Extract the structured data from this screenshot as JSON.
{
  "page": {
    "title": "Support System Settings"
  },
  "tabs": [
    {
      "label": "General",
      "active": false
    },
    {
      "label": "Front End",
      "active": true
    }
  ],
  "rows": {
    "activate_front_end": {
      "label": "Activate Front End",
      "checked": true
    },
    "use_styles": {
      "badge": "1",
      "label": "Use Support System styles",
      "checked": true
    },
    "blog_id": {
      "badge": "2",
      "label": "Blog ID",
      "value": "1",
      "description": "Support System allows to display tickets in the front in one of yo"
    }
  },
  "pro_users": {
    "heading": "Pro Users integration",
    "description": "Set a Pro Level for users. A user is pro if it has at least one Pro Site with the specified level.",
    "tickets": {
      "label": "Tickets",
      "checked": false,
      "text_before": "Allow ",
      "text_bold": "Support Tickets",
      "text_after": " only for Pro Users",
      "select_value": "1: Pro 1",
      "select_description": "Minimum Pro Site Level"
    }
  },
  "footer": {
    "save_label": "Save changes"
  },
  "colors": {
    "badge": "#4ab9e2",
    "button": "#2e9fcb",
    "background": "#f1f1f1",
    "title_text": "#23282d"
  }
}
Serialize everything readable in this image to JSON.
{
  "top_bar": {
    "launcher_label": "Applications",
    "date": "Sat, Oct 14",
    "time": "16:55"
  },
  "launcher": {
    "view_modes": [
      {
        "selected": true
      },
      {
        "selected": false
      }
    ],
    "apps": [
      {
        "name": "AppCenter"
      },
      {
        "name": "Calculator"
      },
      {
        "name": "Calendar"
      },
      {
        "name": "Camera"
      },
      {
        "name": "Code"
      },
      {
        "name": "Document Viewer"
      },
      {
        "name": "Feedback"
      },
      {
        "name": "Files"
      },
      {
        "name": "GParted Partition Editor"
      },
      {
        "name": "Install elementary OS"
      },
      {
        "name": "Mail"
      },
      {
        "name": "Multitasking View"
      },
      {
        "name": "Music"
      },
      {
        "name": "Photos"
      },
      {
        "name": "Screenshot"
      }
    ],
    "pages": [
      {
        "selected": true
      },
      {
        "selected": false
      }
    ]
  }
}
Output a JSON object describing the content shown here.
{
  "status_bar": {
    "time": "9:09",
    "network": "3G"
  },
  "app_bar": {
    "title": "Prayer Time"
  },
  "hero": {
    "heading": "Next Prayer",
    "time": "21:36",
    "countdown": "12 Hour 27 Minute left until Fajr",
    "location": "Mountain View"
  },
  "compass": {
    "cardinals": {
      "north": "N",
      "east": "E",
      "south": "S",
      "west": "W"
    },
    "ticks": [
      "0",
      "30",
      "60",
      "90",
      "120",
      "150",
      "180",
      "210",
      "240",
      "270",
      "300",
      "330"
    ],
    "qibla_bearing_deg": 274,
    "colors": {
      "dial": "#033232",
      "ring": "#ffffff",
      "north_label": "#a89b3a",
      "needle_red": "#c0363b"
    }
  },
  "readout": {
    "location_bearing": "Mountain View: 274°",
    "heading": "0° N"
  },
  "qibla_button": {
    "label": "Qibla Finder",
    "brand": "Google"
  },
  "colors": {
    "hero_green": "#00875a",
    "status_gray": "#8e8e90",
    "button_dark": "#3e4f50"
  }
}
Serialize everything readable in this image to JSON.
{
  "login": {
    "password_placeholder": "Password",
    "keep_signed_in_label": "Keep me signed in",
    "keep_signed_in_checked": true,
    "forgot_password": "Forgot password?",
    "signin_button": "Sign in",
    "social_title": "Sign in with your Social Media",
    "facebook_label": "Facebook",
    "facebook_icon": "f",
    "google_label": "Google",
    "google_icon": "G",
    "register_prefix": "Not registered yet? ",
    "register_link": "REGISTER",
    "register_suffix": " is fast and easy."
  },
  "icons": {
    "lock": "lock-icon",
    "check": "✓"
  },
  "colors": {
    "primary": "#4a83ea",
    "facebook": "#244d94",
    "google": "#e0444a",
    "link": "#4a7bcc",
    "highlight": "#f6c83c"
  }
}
^^^^^^^^^^^^^^^^
### PROBLEM DESCRIPTION
Write down every line of the data exactly as it appears above.

### ANSWER
Extract the structured data from this screenshot as JSON.
{
  "page": {
    "title": "Support System Settings"
  },
  "tabs": [
    {
      "label": "General",
      "active": false
    },
    {
      "label": "Front End",
      "active": true
    }
  ],
  "rows": {
    "activate_front_end": {
      "label": "Activate Front End",
      "checked": true
    },
    "use_styles": {
      "badge": "1",
      "label": "Use Support System styles",
      "checked": true
    },
    "blog_id": {
      "badge": "2",
      "label": "Blog ID",
      "value": "1",
      "description": "Support System allows to display tickets in the front in one of yo"
    }
  },
  "pro_users": {
    "heading": "Pro Users integration",
    "description": "Set a Pro Level for users. A user is pro if it has at least one Pro Site with the specified level.",
    "tickets": {
      "label": "Tickets",
      "checked": false,
      "text_before": "Allow ",
      "text_bold": "Support Tickets",
      "text_after": " only for Pro Users",
      "select_value": "1: Pro 1",
      "select_description": "Minimum Pro Site Level"
    }
  },
  "footer": {
    "save_label": "Save changes"
  },
  "colors": {
    "badge": "#4ab9e2",
    "button": "#2e9fcb",
    "background": "#f1f1f1",
    "title_text": "#23282d"
  }
}
Serialize everything readable in this image to JSON.
{
  "top_bar": {
    "launcher_label": "Applications",
    "date": "Sat, Oct 14",
    "time": "16:55"
  },
  "launcher": {
    "view_modes": [
      {
        "selected": true
      },
      {
        "selected": false
      }
    ],
    "apps": [
      {
        "name": "AppCenter"
      },
      {
        "name": "Calculator"
      },
      {
        "name": "Calendar"
      },
      {
        "name": "Camera"
      },
      {
        "name": "Code"
      },
      {
        "name": "Document Viewer"
      },
      {
        "name": "Feedback"
      },
      {
        "name": "Files"
      },
      {
        "name": "GParted Partition Editor"
      },
      {
        "name": "Install elementary OS"
      },
      {
        "name": "Mail"
      },
      {
        "name": "Multitasking View"
      },
      {
        "name": "Music"
      },
      {
        "name": "Photos"
      },
      {
        "name": "Screenshot"
      }
    ],
    "pages": [
      {
        "selected": true
      },
      {
        "selected": false
      }
    ]
  }
}
Output a JSON object describing the content shown here.
{
  "status_bar": {
    "time": "9:09",
    "network": "3G"
  },
  "app_bar": {
    "title": "Prayer Time"
  },
  "hero": {
    "heading": "Next Prayer",
    "time": "21:36",
    "countdown": "12 Hour 27 Minute left until Fajr",
    "location": "Mountain View"
  },
  "compass": {
    "cardinals": {
      "north": "N",
      "east": "E",
      "south": "S",
      "west": "W"
    },
    "ticks": [
      "0",
      "30",
      "60",
      "90",
      "120",
      "150",
      "180",
      "210",
      "240",
      "270",
      "300",
      "330"
    ],
    "qibla_bearing_deg": 274,
    "colors": {
      "dial": "#033232",
      "ring": "#ffffff",
      "north_label": "#a89b3a",
      "needle_red": "#c0363b"
    }
  },
  "readout": {
    "location_bearing": "Mountain View: 274°",
    "heading": "0° N"
  },
  "qibla_button": {
    "label": "Qibla Finder",
    "brand": "Google"
  },
  "colors": {
    "hero_green": "#00875a",
    "status_gray": "#8e8e90",
    "button_dark": "#3e4f50"
  }
}
Serialize everything readable in this image to JSON.
{
  "login": {
    "password_placeholder": "Password",
    "keep_signed_in_label": "Keep me signed in",
    "keep_signed_in_checked": true,
    "forgot_password": "Forgot password?",
    "signin_button": "Sign in",
    "social_title": "Sign in with your Social Media",
    "facebook_label": "Facebook",
    "facebook_icon": "f",
    "google_label": "Google",
    "google_icon": "G",
    "register_prefix": "Not registered yet? ",
    "register_link": "REGISTER",
    "register_suffix": " is fast and easy."
  },
  "icons": {
    "lock": "lock-icon",
    "check": "✓"
  },
  "colors": {
    "primary": "#4a83ea",
    "facebook": "#244d94",
    "google": "#e0444a",
    "link": "#4a7bcc",
    "highlight": "#f6c83c"
  }
}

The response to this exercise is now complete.